→ Objective
Please output every line of the material as it stands, without the pictures.

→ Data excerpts
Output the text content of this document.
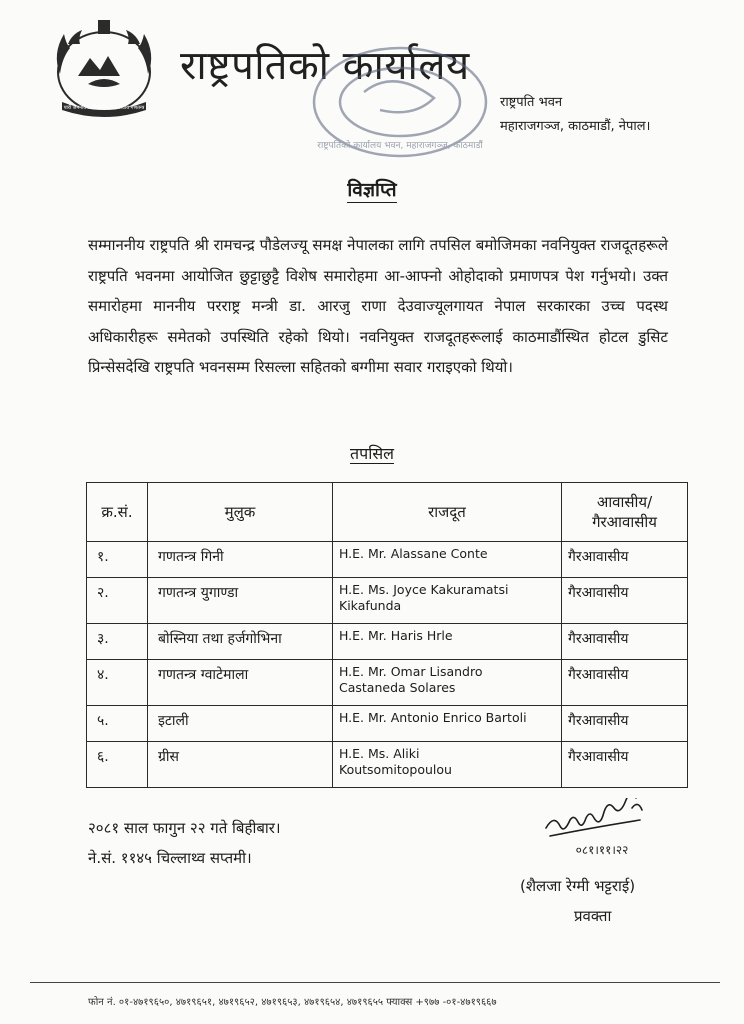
पारी जननायक लोकतन्त्रात्मक संघीय गणतन्त्र
राष्ट्रपतिको कार्यालय
राष्ट्रपतिको कार्यालय भवन, महाराजगञ्ज, काठमाडौं
राष्ट्रपति भवन
महाराजगञ्ज, काठमाडौं, नेपाल।
विज्ञप्ति
सम्माननीय राष्ट्रपति श्री रामचन्द्र पौडेलज्यू समक्ष नेपालका लागि तपसिल बमोजिमका नवनियुक्त राजदूतहरूले राष्ट्रपति भवनमा आयोजित छुट्टाछुट्टै विशेष समारोहमा आ-आफ्नो ओहोदाको प्रमाणपत्र पेश गर्नुभयो। उक्त समारोहमा माननीय परराष्ट्र मन्त्री डा. आरजु राणा देउवाज्यूलगायत नेपाल सरकारका उच्च पदस्थ अधिकारीहरू समेतको उपस्थिति रहेको थियो। नवनियुक्त राजदूतहरूलाई काठमाडौंस्थित होटल डुसिट प्रिन्सेसदेखि राष्ट्रपति भवनसम्म रिसल्ला सहितको बग्गीमा सवार गराइएको थियो।
तपसिल
क्र.सं.	मुलुक	राजदूत	आवासीय/
गैरआवासीय

१.	गणतन्त्र गिनी	H.E. Mr. Alassane Conte	गैरआवासीय
२.	गणतन्त्र युगाण्डा	H.E. Ms. Joyce Kakuramatsi
Kikafunda	गैरआवासीय
३.	बोस्निया तथा हर्जगोभिना	H.E. Mr. Haris Hrle	गैरआवासीय
४.	गणतन्त्र ग्वाटेमाला	H.E. Mr. Omar Lisandro
Castaneda Solares	गैरआवासीय
५.	इटाली	H.E. Mr. Antonio Enrico Bartoli	गैरआवासीय
६.	ग्रीस	H.E. Ms. Aliki
Koutsomitopoulou	गैरआवासीय
२०८१ साल फागुन २२ गते बिहीबार।
ने.सं. ११४५ चिल्लाथ्व सप्तमी।	०८१।११।२२
(शैलजा रेग्मी भट्टराई)
प्रवक्ता
फोन नं. ०१-४७१९६५०, ४७१९६५१, ४७१९६५२, ४७१९६५३, ४७१९६५४, ४७१९६५५ फ्याक्स +९७७ -०१-४७१९६६७
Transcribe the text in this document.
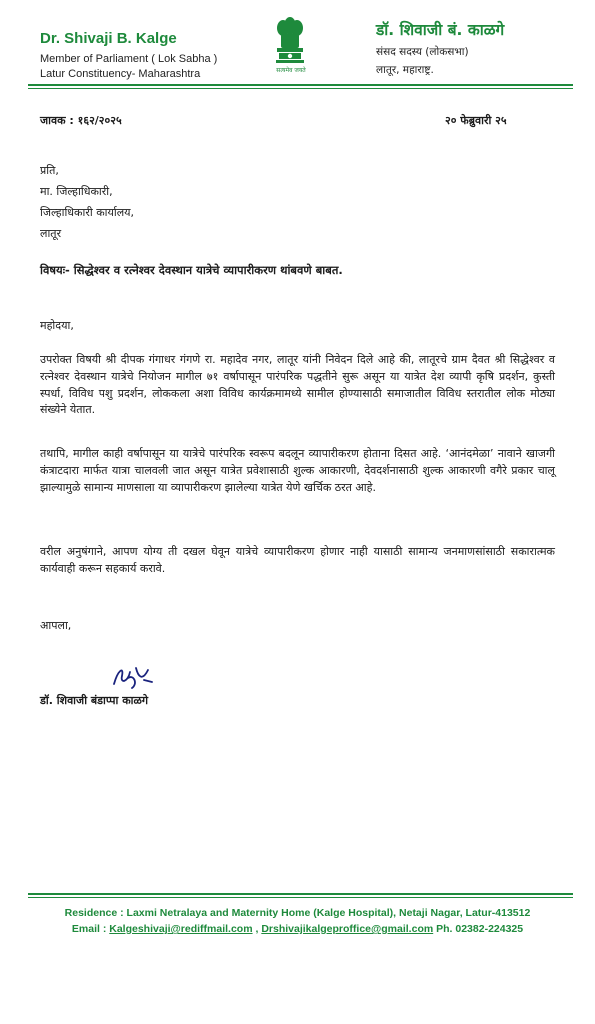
Dr. Shivaji B. Kalge
Member of Parliament ( Lok Sabha )
Latur Constituency- Maharashtra	सत्यमेव जयते
डॉ. शिवाजी बं. काळगे
संसद सदस्य (लोकसभा)
लातूर, महाराष्ट्र.
जावक : १६२/२०२५	२० फेब्रुवारी २५
प्रति,
मा. जिल्हाधिकारी,
जिल्हाधिकारी कार्यालय,
लातूर
विषयः- सिद्धेश्वर व रत्नेश्वर देवस्थान यात्रेचे व्यापारीकरण थांबवणे बाबत.
महोदया,

उपरोक्त विषयी श्री दीपक गंगाधर गंगणे रा. महादेव नगर, लातूर यांनी निवेदन दिले आहे की, लातूरचे ग्राम दैवत श्री सिद्धेश्वर व रत्नेश्वर देवस्थान यात्रेचे नियोजन मागील ७१ वर्षापासून पारंपरिक पद्धतीने सुरू असून या यात्रेत देश व्यापी कृषि प्रदर्शन, कुस्ती स्पर्धा, विविध पशु प्रदर्शन, लोककला अशा विविध कार्यक्रमामध्ये सामील होण्यासाठी समाजातील विविध स्तरातील लोक मोठ्या संख्येने येतात.

तथापि, मागील काही वर्षापासून या यात्रेचे पारंपरिक स्वरूप बदलून व्यापारीकरण होताना दिसत आहे. ‘आनंदमेळा’ नावाने खाजगी कंत्राटदारा मार्फत यात्रा चालवली जात असून यात्रेत प्रवेशासाठी शुल्क आकारणी, देवदर्शनासाठी शुल्क आकारणी वगैरे प्रकार चालू झाल्यामुळे सामान्य माणसाला या व्यापारीकरण झालेल्या यात्रेत येणे खर्चिक ठरत आहे.

वरील अनुषंगाने, आपण योग्य ती दखल घेवून यात्रेचे व्यापारीकरण होणार नाही यासाठी सामान्य जनमाणसांसाठी सकारात्मक कार्यवाही करून सहकार्य करावे.

आपला,
डॉ. शिवाजी बंडाप्पा काळगे
Residence : Laxmi Netralaya and Maternity Home (Kalge Hospital), Netaji Nagar, Latur-413512
Email : Kalgeshivaji@rediffmail.com , Drshivajikalgeproffice@gmail.com Ph. 02382-224325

→ Solution for this problem
Output the text content of this document.
पारी जननायक लोकतन्त्रात्मक संघीय गणतन्त्र
राष्ट्रपतिको कार्यालय
राष्ट्रपतिको कार्यालय भवन, महाराजगञ्ज, काठमाडौं
राष्ट्रपति भवन
महाराजगञ्ज, काठमाडौं, नेपाल।
विज्ञप्ति
सम्माननीय राष्ट्रपति श्री रामचन्द्र पौडेलज्यू समक्ष नेपालका लागि तपसिल बमोजिमका नवनियुक्त राजदूतहरूले राष्ट्रपति भवनमा आयोजित छुट्टाछुट्टै विशेष समारोहमा आ-आफ्नो ओहोदाको प्रमाणपत्र पेश गर्नुभयो। उक्त समारोहमा माननीय परराष्ट्र मन्त्री डा. आरजु राणा देउवाज्यूलगायत नेपाल सरकारका उच्च पदस्थ अधिकारीहरू समेतको उपस्थिति रहेको थियो। नवनियुक्त राजदूतहरूलाई काठमाडौंस्थित होटल डुसिट प्रिन्सेसदेखि राष्ट्रपति भवनसम्म रिसल्ला सहितको बग्गीमा सवार गराइएको थियो।
तपसिल
क्र.सं.	मुलुक	राजदूत	आवासीय/
गैरआवासीय

१.	गणतन्त्र गिनी	H.E. Mr. Alassane Conte	गैरआवासीय
२.	गणतन्त्र युगाण्डा	H.E. Ms. Joyce Kakuramatsi
Kikafunda	गैरआवासीय
३.	बोस्निया तथा हर्जगोभिना	H.E. Mr. Haris Hrle	गैरआवासीय
४.	गणतन्त्र ग्वाटेमाला	H.E. Mr. Omar Lisandro
Castaneda Solares	गैरआवासीय
५.	इटाली	H.E. Mr. Antonio Enrico Bartoli	गैरआवासीय
६.	ग्रीस	H.E. Ms. Aliki
Koutsomitopoulou	गैरआवासीय
२०८१ साल फागुन २२ गते बिहीबार।
ने.सं. ११४५ चिल्लाथ्व सप्तमी।	०८१।११।२२
(शैलजा रेग्मी भट्टराई)
प्रवक्ता
फोन नं. ०१-४७१९६५०, ४७१९६५१, ४७१९६५२, ४७१९६५३, ४७१९६५४, ४७१९६५५ फ्याक्स +९७७ -०१-४७१९६६७
Transcribe the text in this document.
Dr. Shivaji B. Kalge
Member of Parliament ( Lok Sabha )
Latur Constituency- Maharashtra	सत्यमेव जयते
डॉ. शिवाजी बं. काळगे
संसद सदस्य (लोकसभा)
लातूर, महाराष्ट्र.
जावक : १६२/२०२५	२० फेब्रुवारी २५
प्रति,
मा. जिल्हाधिकारी,
जिल्हाधिकारी कार्यालय,
लातूर
विषयः- सिद्धेश्वर व रत्नेश्वर देवस्थान यात्रेचे व्यापारीकरण थांबवणे बाबत.
महोदया,

उपरोक्त विषयी श्री दीपक गंगाधर गंगणे रा. महादेव नगर, लातूर यांनी निवेदन दिले आहे की, लातूरचे ग्राम दैवत श्री सिद्धेश्वर व रत्नेश्वर देवस्थान यात्रेचे नियोजन मागील ७१ वर्षापासून पारंपरिक पद्धतीने सुरू असून या यात्रेत देश व्यापी कृषि प्रदर्शन, कुस्ती स्पर्धा, विविध पशु प्रदर्शन, लोककला अशा विविध कार्यक्रमामध्ये सामील होण्यासाठी समाजातील विविध स्तरातील लोक मोठ्या संख्येने येतात.

तथापि, मागील काही वर्षापासून या यात्रेचे पारंपरिक स्वरूप बदलून व्यापारीकरण होताना दिसत आहे. ‘आनंदमेळा’ नावाने खाजगी कंत्राटदारा मार्फत यात्रा चालवली जात असून यात्रेत प्रवेशासाठी शुल्क आकारणी, देवदर्शनासाठी शुल्क आकारणी वगैरे प्रकार चालू झाल्यामुळे सामान्य माणसाला या व्यापारीकरण झालेल्या यात्रेत येणे खर्चिक ठरत आहे.

वरील अनुषंगाने, आपण योग्य ती दखल घेवून यात्रेचे व्यापारीकरण होणार नाही यासाठी सामान्य जनमाणसांसाठी सकारात्मक कार्यवाही करून सहकार्य करावे.

आपला,
डॉ. शिवाजी बंडाप्पा काळगे
Residence : Laxmi Netralaya and Maternity Home (Kalge Hospital), Netaji Nagar, Latur-413512
Email : Kalgeshivaji@rediffmail.com , Drshivajikalgeproffice@gmail.com Ph. 02382-224325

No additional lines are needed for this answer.